### Supplied material
+-------+
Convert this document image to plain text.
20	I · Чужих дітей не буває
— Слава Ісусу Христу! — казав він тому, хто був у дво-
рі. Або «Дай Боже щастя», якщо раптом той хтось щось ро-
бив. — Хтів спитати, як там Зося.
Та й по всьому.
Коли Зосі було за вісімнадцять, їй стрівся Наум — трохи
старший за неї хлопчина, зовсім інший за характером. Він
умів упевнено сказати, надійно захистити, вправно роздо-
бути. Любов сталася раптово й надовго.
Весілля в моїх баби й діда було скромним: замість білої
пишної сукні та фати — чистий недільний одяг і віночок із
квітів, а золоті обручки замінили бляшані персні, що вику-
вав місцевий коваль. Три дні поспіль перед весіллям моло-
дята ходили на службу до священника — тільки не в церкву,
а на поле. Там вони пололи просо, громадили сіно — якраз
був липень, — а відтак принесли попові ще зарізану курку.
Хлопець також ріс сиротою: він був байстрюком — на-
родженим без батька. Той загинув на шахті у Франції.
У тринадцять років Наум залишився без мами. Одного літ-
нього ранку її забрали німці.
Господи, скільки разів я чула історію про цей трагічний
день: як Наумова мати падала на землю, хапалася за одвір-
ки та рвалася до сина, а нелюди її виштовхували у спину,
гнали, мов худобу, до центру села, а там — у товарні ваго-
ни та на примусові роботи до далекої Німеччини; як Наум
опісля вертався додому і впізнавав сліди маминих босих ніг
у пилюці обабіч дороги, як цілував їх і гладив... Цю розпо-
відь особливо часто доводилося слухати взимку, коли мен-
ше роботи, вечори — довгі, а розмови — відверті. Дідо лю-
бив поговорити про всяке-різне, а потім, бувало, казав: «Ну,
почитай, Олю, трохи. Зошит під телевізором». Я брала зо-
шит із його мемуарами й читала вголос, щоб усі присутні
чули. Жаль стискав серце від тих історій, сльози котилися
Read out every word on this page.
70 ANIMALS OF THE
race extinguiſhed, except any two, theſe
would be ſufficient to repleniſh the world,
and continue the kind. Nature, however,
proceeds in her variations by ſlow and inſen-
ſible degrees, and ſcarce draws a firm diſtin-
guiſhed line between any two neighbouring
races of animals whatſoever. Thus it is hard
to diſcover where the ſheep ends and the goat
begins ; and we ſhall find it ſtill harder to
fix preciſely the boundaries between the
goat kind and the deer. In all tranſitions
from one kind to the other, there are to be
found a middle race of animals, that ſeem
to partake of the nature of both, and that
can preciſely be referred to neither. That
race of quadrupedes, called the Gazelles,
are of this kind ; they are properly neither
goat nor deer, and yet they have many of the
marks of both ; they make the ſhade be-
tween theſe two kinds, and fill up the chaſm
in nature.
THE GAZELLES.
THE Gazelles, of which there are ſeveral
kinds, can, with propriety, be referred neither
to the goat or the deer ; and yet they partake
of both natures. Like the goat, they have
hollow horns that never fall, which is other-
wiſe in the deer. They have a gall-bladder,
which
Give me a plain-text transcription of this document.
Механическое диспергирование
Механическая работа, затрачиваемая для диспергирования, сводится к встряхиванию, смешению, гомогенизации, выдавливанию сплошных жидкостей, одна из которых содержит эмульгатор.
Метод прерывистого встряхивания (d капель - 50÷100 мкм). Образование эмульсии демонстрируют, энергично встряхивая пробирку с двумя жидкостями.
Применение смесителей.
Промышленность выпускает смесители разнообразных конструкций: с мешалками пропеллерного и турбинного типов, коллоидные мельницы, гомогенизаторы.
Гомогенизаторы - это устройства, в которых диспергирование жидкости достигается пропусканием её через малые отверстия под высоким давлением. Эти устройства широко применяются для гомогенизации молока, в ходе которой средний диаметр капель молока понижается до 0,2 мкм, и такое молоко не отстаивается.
+-------+
The required answer is a single number: the count of lines in the entries that hold the string "було".

2